Exercise:
Extract all lines that hold the string "text".

## BEGIN Data extract

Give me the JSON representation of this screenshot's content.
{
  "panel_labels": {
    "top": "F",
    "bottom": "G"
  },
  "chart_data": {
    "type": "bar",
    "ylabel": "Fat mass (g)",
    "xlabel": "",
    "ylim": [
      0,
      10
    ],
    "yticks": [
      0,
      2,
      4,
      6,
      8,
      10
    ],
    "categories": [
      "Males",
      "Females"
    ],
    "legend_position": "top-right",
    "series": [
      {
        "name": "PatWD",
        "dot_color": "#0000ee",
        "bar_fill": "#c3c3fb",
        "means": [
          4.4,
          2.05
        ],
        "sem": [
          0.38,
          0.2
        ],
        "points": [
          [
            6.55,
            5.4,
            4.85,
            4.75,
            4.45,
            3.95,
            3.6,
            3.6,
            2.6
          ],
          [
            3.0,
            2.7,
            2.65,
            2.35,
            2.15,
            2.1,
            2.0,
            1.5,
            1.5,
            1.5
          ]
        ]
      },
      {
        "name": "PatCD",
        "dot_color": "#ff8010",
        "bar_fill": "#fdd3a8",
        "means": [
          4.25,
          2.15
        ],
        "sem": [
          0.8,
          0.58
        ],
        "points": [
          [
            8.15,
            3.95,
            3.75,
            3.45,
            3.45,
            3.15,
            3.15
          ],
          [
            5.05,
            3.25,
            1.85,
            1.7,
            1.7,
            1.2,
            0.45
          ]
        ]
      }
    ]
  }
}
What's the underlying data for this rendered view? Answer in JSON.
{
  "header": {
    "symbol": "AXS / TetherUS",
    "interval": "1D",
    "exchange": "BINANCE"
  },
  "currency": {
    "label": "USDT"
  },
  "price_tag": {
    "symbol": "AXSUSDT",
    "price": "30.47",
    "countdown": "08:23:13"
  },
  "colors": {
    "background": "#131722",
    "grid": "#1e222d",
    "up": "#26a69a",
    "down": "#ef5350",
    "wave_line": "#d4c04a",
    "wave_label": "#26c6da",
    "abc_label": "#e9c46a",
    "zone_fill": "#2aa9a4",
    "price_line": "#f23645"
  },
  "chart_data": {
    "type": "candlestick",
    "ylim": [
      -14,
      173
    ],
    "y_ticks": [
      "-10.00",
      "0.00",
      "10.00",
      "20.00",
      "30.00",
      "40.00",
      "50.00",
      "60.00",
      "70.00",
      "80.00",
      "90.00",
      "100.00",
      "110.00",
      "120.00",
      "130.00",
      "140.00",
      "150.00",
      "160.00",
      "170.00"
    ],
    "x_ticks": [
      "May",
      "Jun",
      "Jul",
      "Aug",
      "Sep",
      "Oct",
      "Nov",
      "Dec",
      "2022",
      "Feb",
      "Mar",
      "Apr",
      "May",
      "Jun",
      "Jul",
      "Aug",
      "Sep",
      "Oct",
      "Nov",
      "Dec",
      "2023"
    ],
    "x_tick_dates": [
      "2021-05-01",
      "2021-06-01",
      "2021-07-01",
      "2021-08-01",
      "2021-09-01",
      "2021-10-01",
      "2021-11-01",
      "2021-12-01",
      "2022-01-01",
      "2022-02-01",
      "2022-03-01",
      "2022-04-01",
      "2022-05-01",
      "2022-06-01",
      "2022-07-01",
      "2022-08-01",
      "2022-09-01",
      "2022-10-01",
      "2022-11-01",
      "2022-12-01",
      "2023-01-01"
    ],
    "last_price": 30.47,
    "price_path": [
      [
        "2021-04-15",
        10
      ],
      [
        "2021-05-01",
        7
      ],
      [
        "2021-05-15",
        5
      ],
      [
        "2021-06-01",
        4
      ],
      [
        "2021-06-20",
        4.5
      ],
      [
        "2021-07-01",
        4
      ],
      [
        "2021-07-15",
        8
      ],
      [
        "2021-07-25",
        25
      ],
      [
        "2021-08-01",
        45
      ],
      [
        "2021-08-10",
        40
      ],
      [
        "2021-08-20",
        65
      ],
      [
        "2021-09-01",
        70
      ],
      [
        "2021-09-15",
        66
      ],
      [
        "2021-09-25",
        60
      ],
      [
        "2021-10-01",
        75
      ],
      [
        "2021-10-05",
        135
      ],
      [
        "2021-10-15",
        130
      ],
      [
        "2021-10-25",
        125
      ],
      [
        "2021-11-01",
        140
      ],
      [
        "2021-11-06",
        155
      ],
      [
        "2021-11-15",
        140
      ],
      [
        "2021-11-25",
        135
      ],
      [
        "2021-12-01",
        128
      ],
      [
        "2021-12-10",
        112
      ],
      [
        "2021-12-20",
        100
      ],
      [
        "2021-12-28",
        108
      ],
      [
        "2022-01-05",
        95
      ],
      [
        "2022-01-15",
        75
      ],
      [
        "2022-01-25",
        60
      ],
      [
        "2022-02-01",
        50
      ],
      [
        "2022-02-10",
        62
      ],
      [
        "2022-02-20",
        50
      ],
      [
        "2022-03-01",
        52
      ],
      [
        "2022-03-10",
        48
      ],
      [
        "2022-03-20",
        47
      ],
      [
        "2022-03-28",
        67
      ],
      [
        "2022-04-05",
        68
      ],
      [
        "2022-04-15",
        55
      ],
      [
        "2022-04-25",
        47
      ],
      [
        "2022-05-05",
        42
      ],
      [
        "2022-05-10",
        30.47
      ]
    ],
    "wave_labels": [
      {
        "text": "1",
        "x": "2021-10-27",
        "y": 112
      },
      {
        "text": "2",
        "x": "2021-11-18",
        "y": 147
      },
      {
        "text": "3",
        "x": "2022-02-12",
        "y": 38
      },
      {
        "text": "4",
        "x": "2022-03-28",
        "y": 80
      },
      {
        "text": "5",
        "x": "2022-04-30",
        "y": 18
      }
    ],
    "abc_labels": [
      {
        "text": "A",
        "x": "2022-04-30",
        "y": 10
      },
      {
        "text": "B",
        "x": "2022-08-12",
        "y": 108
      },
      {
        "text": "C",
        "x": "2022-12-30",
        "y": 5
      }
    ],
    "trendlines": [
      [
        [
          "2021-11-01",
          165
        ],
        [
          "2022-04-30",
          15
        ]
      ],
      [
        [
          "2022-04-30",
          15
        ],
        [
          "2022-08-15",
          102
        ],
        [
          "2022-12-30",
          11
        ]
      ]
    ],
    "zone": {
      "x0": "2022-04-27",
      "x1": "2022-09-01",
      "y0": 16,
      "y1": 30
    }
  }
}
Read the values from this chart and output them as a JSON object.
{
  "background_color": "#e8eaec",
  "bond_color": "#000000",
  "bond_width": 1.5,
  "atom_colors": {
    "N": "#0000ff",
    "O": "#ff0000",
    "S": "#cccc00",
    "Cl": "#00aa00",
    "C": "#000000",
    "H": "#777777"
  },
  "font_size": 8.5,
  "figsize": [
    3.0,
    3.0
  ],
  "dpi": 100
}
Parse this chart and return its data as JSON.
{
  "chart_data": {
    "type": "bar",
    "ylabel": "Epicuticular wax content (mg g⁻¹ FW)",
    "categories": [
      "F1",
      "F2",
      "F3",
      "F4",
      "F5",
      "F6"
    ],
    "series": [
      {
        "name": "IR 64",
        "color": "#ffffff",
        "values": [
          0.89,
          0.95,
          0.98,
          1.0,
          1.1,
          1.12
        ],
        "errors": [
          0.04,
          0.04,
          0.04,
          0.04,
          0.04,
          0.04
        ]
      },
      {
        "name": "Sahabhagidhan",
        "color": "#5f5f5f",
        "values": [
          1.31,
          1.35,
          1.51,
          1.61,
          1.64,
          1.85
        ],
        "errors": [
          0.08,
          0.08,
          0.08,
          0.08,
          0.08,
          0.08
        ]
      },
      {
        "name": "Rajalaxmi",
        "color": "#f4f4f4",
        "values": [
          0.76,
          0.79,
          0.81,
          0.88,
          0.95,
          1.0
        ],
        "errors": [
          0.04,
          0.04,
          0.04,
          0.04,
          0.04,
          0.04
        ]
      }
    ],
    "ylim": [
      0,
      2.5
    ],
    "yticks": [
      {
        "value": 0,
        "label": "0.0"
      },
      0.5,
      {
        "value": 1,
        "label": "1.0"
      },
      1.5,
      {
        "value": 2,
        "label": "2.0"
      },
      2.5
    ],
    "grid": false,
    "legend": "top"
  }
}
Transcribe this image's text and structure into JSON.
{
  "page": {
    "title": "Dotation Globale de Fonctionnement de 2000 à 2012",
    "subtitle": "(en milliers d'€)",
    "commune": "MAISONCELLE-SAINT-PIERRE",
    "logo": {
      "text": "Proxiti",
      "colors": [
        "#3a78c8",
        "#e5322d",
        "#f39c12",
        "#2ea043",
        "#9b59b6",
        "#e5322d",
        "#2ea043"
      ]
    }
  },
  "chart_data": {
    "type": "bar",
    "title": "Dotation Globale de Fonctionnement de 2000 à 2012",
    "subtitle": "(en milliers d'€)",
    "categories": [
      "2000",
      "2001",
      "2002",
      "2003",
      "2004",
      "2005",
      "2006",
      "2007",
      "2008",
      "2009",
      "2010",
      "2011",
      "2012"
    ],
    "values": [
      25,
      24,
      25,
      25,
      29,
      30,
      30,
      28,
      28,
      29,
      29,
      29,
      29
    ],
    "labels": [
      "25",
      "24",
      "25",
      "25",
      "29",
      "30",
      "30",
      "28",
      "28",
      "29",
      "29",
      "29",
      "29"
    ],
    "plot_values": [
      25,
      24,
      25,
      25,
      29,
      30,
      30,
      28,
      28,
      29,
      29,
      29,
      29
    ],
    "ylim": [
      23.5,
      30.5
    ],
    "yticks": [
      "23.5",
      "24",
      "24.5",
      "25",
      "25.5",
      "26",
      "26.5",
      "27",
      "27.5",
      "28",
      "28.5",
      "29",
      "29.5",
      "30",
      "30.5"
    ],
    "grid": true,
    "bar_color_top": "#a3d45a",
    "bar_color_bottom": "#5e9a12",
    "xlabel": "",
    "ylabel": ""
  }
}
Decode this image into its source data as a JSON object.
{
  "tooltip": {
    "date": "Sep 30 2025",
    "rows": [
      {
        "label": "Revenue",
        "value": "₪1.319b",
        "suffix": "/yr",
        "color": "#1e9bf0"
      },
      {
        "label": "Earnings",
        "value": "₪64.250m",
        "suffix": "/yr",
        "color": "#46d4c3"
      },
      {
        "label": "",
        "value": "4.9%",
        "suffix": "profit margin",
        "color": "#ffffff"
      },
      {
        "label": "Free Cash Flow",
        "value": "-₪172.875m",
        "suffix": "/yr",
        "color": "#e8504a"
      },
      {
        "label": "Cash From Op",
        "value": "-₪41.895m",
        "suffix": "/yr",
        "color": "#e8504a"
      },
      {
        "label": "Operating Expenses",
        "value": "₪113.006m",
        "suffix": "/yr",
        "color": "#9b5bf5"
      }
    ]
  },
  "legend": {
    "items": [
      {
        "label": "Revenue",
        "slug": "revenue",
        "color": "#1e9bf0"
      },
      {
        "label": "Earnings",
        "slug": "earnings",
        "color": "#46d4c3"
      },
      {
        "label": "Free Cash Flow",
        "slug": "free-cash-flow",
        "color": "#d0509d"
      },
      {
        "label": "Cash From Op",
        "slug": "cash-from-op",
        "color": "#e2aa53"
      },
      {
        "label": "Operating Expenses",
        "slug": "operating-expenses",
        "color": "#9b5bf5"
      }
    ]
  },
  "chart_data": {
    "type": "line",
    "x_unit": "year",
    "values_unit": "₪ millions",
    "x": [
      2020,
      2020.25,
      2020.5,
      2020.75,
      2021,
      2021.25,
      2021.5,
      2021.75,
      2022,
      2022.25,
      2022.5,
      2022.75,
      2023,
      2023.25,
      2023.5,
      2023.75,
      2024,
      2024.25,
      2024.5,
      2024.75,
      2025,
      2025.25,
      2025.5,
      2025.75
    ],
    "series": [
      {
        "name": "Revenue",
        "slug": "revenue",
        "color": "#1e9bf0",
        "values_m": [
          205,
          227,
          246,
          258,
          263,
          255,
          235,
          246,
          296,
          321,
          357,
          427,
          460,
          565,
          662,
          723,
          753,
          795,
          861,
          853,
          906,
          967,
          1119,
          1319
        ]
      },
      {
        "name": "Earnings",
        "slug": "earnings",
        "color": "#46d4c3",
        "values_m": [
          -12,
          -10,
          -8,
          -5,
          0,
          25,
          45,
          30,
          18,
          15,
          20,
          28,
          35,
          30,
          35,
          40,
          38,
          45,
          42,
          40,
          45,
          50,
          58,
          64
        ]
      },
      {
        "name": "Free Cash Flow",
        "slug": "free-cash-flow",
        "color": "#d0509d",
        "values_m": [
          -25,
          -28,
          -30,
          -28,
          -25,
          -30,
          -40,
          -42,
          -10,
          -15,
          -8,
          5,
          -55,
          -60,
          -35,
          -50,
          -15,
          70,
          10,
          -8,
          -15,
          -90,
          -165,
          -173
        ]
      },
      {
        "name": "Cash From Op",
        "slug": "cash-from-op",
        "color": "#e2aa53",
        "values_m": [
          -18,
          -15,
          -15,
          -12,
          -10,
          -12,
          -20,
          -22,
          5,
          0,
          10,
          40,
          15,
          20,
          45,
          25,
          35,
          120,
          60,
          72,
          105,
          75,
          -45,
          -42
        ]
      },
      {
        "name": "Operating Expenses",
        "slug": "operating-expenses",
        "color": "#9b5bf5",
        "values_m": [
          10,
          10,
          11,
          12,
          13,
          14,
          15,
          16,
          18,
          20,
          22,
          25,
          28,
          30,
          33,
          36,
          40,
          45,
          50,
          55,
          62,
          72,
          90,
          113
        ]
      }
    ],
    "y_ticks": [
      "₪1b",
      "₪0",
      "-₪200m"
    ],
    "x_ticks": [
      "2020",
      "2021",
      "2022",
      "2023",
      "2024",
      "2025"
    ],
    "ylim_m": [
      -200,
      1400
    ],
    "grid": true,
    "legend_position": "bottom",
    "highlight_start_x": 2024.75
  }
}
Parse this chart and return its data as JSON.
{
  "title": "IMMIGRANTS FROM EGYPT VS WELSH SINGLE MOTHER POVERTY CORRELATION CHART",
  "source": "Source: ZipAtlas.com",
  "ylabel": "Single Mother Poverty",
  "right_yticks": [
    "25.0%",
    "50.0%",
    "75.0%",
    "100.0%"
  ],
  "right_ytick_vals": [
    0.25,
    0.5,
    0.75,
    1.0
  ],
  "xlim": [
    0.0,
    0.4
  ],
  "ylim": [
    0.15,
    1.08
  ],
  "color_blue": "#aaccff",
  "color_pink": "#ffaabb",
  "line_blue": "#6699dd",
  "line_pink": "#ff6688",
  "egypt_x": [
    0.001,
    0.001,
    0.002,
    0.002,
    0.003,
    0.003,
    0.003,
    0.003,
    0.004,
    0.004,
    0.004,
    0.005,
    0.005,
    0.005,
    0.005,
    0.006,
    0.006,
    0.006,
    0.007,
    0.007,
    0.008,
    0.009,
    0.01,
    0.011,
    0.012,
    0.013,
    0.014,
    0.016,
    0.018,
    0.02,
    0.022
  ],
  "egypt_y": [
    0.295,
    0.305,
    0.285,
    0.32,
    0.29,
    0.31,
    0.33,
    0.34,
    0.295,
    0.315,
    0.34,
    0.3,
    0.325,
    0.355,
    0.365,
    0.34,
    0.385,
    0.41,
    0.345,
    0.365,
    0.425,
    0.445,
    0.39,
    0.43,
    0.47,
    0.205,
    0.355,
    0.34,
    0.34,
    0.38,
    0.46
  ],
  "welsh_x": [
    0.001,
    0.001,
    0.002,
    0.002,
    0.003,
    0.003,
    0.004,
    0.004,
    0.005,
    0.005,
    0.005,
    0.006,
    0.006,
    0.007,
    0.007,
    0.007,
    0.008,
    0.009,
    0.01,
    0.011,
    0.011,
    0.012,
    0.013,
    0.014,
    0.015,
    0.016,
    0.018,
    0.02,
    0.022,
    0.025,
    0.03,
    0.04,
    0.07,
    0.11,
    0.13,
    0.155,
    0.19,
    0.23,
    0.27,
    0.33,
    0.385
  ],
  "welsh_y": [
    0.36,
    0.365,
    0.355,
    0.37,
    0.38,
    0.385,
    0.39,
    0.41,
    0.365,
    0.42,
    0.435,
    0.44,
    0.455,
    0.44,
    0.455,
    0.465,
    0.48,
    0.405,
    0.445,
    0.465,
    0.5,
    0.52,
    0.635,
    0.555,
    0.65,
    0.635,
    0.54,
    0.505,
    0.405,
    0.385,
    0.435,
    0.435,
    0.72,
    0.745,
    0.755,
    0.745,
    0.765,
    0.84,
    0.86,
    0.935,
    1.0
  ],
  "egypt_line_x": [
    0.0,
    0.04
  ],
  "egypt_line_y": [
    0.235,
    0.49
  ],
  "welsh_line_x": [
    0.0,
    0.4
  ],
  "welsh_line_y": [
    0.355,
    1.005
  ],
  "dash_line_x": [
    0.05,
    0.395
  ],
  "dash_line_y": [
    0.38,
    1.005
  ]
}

## END Data extract

Task output:
        "text": "1",
        "text": "2",
        "text": "3",
        "text": "4",
        "text": "5",
        "text": "A",
        "text": "B",
        "text": "C",
Transcribe this image's text and structure into JSON.
      "text": "Proxiti",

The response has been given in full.